__WHAT YOU ARE ASKED TO DO__
Below are some records; reproduce every one of them exactly.

------------------------

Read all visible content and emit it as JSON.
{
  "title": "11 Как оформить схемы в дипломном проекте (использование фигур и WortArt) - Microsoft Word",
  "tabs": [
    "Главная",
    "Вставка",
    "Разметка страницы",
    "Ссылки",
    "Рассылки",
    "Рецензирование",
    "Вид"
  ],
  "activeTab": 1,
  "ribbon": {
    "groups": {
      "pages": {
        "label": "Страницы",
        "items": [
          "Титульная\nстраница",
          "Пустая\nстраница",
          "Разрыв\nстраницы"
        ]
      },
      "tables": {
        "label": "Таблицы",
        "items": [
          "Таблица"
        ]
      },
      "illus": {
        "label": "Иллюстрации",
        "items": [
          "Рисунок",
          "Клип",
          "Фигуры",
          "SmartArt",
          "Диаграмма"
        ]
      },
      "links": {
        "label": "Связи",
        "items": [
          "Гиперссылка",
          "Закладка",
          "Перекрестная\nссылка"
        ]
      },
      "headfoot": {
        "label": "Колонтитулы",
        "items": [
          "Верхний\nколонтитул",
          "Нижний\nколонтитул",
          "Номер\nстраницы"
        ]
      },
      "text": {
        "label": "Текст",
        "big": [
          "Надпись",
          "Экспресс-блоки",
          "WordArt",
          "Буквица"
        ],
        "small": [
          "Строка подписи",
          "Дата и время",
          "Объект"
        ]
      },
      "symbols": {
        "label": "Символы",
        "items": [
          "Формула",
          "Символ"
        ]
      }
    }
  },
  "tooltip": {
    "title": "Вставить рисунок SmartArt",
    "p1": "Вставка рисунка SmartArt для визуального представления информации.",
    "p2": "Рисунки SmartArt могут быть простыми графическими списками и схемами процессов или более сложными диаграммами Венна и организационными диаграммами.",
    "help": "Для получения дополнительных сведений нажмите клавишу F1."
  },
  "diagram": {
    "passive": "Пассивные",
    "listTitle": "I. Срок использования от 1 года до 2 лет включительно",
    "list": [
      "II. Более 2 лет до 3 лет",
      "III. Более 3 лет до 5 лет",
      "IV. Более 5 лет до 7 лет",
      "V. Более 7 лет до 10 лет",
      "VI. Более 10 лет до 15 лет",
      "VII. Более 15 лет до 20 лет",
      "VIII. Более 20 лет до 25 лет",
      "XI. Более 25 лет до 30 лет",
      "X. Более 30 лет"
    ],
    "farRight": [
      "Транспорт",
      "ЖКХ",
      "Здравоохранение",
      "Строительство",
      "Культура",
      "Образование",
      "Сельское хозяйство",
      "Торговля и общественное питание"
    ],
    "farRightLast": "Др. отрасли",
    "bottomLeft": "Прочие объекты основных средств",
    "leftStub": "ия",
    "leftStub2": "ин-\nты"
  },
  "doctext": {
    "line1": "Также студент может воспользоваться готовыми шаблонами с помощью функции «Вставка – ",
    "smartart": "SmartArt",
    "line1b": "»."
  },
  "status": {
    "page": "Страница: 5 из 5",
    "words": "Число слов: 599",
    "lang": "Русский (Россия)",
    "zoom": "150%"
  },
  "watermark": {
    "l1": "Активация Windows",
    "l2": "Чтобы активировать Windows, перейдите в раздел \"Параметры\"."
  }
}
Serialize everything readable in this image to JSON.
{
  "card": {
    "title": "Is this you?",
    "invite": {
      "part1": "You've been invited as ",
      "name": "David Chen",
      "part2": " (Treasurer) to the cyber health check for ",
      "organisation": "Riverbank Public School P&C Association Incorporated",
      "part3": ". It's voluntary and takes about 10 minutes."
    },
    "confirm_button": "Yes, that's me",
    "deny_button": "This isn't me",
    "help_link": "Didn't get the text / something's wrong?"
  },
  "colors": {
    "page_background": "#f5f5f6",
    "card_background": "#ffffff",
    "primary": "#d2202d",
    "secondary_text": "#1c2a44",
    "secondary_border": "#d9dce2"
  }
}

------------------------

__ANSWER BELOW__
Read all visible content and emit it as JSON.
{
  "title": "11 Как оформить схемы в дипломном проекте (использование фигур и WortArt) - Microsoft Word",
  "tabs": [
    "Главная",
    "Вставка",
    "Разметка страницы",
    "Ссылки",
    "Рассылки",
    "Рецензирование",
    "Вид"
  ],
  "activeTab": 1,
  "ribbon": {
    "groups": {
      "pages": {
        "label": "Страницы",
        "items": [
          "Титульная\nстраница",
          "Пустая\nстраница",
          "Разрыв\nстраницы"
        ]
      },
      "tables": {
        "label": "Таблицы",
        "items": [
          "Таблица"
        ]
      },
      "illus": {
        "label": "Иллюстрации",
        "items": [
          "Рисунок",
          "Клип",
          "Фигуры",
          "SmartArt",
          "Диаграмма"
        ]
      },
      "links": {
        "label": "Связи",
        "items": [
          "Гиперссылка",
          "Закладка",
          "Перекрестная\nссылка"
        ]
      },
      "headfoot": {
        "label": "Колонтитулы",
        "items": [
          "Верхний\nколонтитул",
          "Нижний\nколонтитул",
          "Номер\nстраницы"
        ]
      },
      "text": {
        "label": "Текст",
        "big": [
          "Надпись",
          "Экспресс-блоки",
          "WordArt",
          "Буквица"
        ],
        "small": [
          "Строка подписи",
          "Дата и время",
          "Объект"
        ]
      },
      "symbols": {
        "label": "Символы",
        "items": [
          "Формула",
          "Символ"
        ]
      }
    }
  },
  "tooltip": {
    "title": "Вставить рисунок SmartArt",
    "p1": "Вставка рисунка SmartArt для визуального представления информации.",
    "p2": "Рисунки SmartArt могут быть простыми графическими списками и схемами процессов или более сложными диаграммами Венна и организационными диаграммами.",
    "help": "Для получения дополнительных сведений нажмите клавишу F1."
  },
  "diagram": {
    "passive": "Пассивные",
    "listTitle": "I. Срок использования от 1 года до 2 лет включительно",
    "list": [
      "II. Более 2 лет до 3 лет",
      "III. Более 3 лет до 5 лет",
      "IV. Более 5 лет до 7 лет",
      "V. Более 7 лет до 10 лет",
      "VI. Более 10 лет до 15 лет",
      "VII. Более 15 лет до 20 лет",
      "VIII. Более 20 лет до 25 лет",
      "XI. Более 25 лет до 30 лет",
      "X. Более 30 лет"
    ],
    "farRight": [
      "Транспорт",
      "ЖКХ",
      "Здравоохранение",
      "Строительство",
      "Культура",
      "Образование",
      "Сельское хозяйство",
      "Торговля и общественное питание"
    ],
    "farRightLast": "Др. отрасли",
    "bottomLeft": "Прочие объекты основных средств",
    "leftStub": "ия",
    "leftStub2": "ин-\nты"
  },
  "doctext": {
    "line1": "Также студент может воспользоваться готовыми шаблонами с помощью функции «Вставка – ",
    "smartart": "SmartArt",
    "line1b": "»."
  },
  "status": {
    "page": "Страница: 5 из 5",
    "words": "Число слов: 599",
    "lang": "Русский (Россия)",
    "zoom": "150%"
  },
  "watermark": {
    "l1": "Активация Windows",
    "l2": "Чтобы активировать Windows, перейдите в раздел \"Параметры\"."
  }
}
Serialize everything readable in this image to JSON.
{
  "card": {
    "title": "Is this you?",
    "invite": {
      "part1": "You've been invited as ",
      "name": "David Chen",
      "part2": " (Treasurer) to the cyber health check for ",
      "organisation": "Riverbank Public School P&C Association Incorporated",
      "part3": ". It's voluntary and takes about 10 minutes."
    },
    "confirm_button": "Yes, that's me",
    "deny_button": "This isn't me",
    "help_link": "Didn't get the text / something's wrong?"
  },
  "colors": {
    "page_background": "#f5f5f6",
    "card_background": "#ffffff",
    "primary": "#d2202d",
    "secondary_text": "#1c2a44",
    "secondary_border": "#d9dce2"
  }
}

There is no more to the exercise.